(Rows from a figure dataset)
_ _ _ _ _

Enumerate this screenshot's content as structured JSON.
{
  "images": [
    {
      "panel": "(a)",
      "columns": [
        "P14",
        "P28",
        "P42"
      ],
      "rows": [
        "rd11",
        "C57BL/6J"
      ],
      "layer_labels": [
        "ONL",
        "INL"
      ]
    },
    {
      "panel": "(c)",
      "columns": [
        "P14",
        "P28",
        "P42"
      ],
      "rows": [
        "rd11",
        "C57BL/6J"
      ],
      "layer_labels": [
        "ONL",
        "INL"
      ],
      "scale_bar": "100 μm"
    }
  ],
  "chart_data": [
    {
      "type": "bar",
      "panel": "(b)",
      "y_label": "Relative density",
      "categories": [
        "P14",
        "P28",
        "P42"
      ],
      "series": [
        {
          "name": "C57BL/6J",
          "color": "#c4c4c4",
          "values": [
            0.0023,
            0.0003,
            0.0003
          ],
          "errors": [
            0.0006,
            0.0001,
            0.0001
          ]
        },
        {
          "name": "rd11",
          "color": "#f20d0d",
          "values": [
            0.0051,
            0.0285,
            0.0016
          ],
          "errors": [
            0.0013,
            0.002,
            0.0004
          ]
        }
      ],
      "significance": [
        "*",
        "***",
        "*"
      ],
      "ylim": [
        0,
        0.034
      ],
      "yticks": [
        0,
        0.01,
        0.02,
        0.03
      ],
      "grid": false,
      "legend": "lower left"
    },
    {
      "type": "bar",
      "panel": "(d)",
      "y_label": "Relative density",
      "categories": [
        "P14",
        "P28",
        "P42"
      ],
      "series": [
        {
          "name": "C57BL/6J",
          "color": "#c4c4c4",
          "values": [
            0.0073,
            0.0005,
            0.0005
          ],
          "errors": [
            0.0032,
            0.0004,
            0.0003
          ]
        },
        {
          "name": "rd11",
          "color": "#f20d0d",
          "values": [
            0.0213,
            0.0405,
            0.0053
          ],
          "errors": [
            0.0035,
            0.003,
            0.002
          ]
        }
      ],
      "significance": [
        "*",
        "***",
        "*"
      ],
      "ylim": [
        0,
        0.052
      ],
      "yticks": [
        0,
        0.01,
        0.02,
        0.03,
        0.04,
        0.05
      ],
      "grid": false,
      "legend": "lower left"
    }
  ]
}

_ _ _ _ _

_Description of the task_
Every entry should be printed again exactly as it stands.

_Written solution_
Enumerate this screenshot's content as structured JSON.
{
  "images": [
    {
      "panel": "(a)",
      "columns": [
        "P14",
        "P28",
        "P42"
      ],
      "rows": [
        "rd11",
        "C57BL/6J"
      ],
      "layer_labels": [
        "ONL",
        "INL"
      ]
    },
    {
      "panel": "(c)",
      "columns": [
        "P14",
        "P28",
        "P42"
      ],
      "rows": [
        "rd11",
        "C57BL/6J"
      ],
      "layer_labels": [
        "ONL",
        "INL"
      ],
      "scale_bar": "100 μm"
    }
  ],
  "chart_data": [
    {
      "type": "bar",
      "panel": "(b)",
      "y_label": "Relative density",
      "categories": [
        "P14",
        "P28",
        "P42"
      ],
      "series": [
        {
          "name": "C57BL/6J",
          "color": "#c4c4c4",
          "values": [
            0.0023,
            0.0003,
            0.0003
          ],
          "errors": [
            0.0006,
            0.0001,
            0.0001
          ]
        },
        {
          "name": "rd11",
          "color": "#f20d0d",
          "values": [
            0.0051,
            0.0285,
            0.0016
          ],
          "errors": [
            0.0013,
            0.002,
            0.0004
          ]
        }
      ],
      "significance": [
        "*",
        "***",
        "*"
      ],
      "ylim": [
        0,
        0.034
      ],
      "yticks": [
        0,
        0.01,
        0.02,
        0.03
      ],
      "grid": false,
      "legend": "lower left"
    },
    {
      "type": "bar",
      "panel": "(d)",
      "y_label": "Relative density",
      "categories": [
        "P14",
        "P28",
        "P42"
      ],
      "series": [
        {
          "name": "C57BL/6J",
          "color": "#c4c4c4",
          "values": [
            0.0073,
            0.0005,
            0.0005
          ],
          "errors": [
            0.0032,
            0.0004,
            0.0003
          ]
        },
        {
          "name": "rd11",
          "color": "#f20d0d",
          "values": [
            0.0213,
            0.0405,
            0.0053
          ],
          "errors": [
            0.0035,
            0.003,
            0.002
          ]
        }
      ],
      "significance": [
        "*",
        "***",
        "*"
      ],
      "ylim": [
        0,
        0.052
      ],
      "yticks": [
        0,
        0.01,
        0.02,
        0.03,
        0.04,
        0.05
      ],
      "grid": false,
      "legend": "lower left"
    }
  ]
}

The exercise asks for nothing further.